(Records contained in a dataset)
────────
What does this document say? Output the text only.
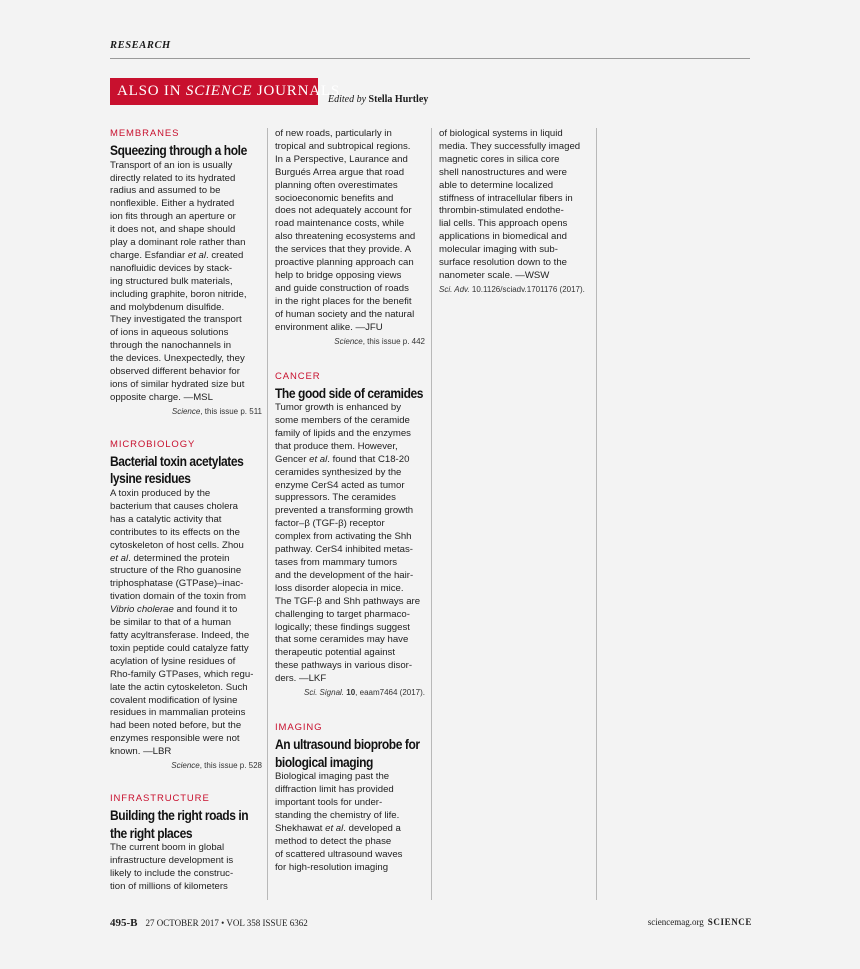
RESEARCH
ALSO IN SCIENCE JOURNALS
Edited by Stella Hurtley
MEMBRANES
Squeezing through a hole
Transport of an ion is usually
directly related to its hydrated
radius and assumed to be
nonflexible. Either a hydrated
ion fits through an aperture or
it does not, and shape should
play a dominant role rather than
charge. Esfandiar et al. created
nanofluidic devices by stack-
ing structured bulk materials,
including graphite, boron nitride,
and molybdenum disulfide.
They investigated the transport
of ions in aqueous solutions
through the nanochannels in
the devices. Unexpectedly, they
observed different behavior for
ions of similar hydrated size but
opposite charge. —MSL
Science, this issue p. 511
MICROBIOLOGY
Bacterial toxin acetylates lysine residues
A toxin produced by the
bacterium that causes cholera
has a catalytic activity that
contributes to its effects on the
cytoskeleton of host cells. Zhou
et al. determined the protein
structure of the Rho guanosine
triphosphatase (GTPase)–inac-
tivation domain of the toxin from
Vibrio cholerae and found it to
be similar to that of a human
fatty acyltransferase. Indeed, the
toxin peptide could catalyze fatty
acylation of lysine residues of
Rho-family GTPases, which regu-
late the actin cytoskeleton. Such
covalent modification of lysine
residues in mammalian proteins
had been noted before, but the
enzymes responsible were not
known. —LBR
Science, this issue p. 528
INFRASTRUCTURE
Building the right roads in the right places
The current boom in global
infrastructure development is
likely to include the construc-
tion of millions of kilometers
of new roads, particularly in
tropical and subtropical regions.
In a Perspective, Laurance and
Burgués Arrea argue that road
planning often overestimates
socioeconomic benefits and
does not adequately account for
road maintenance costs, while
also threatening ecosystems and
the services that they provide. A
proactive planning approach can
help to bridge opposing views
and guide construction of roads
in the right places for the benefit
of human society and the natural
environment alike. —JFU
Science, this issue p. 442
CANCER
The good side of ceramides
Tumor growth is enhanced by
some members of the ceramide
family of lipids and the enzymes
that produce them. However,
Gencer et al. found that C18-20
ceramides synthesized by the
enzyme CerS4 acted as tumor
suppressors. The ceramides
prevented a transforming growth
factor–β (TGF-β) receptor
complex from activating the Shh
pathway. CerS4 inhibited metas-
tases from mammary tumors
and the development of the hair-
loss disorder alopecia in mice.
The TGF-β and Shh pathways are
challenging to target pharmaco-
logically; these findings suggest
that some ceramides may have
therapeutic potential against
these pathways in various disor-
ders. —LKF
Sci. Signal. 10, eaam7464 (2017).
IMAGING
An ultrasound bioprobe for biological imaging
Biological imaging past the
diffraction limit has provided
important tools for under-
standing the chemistry of life.
Shekhawat et al. developed a
method to detect the phase
of scattered ultrasound waves
for high-resolution imaging
of biological systems in liquid
media. They successfully imaged
magnetic cores in silica core
shell nanostructures and were
able to determine localized
stiffness of intracellular fibers in
thrombin-stimulated endothe-
lial cells. This approach opens
applications in biomedical and
molecular imaging with sub-
surface resolution down to the
nanometer scale. —WSW
Sci. Adv. 10.1126/sciadv.1701176 (2017).
495-B 27 OCTOBER 2017 • VOL 358 ISSUE 6362	sciencemag.org SCIENCE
────────
=== EXERCISE DESCRIPTION ===
Search the entries for the string "devices" and collect each line that has it.

=== RESPONSE AREA ===
nanofluidic devices by stack-
the devices. Unexpectedly, they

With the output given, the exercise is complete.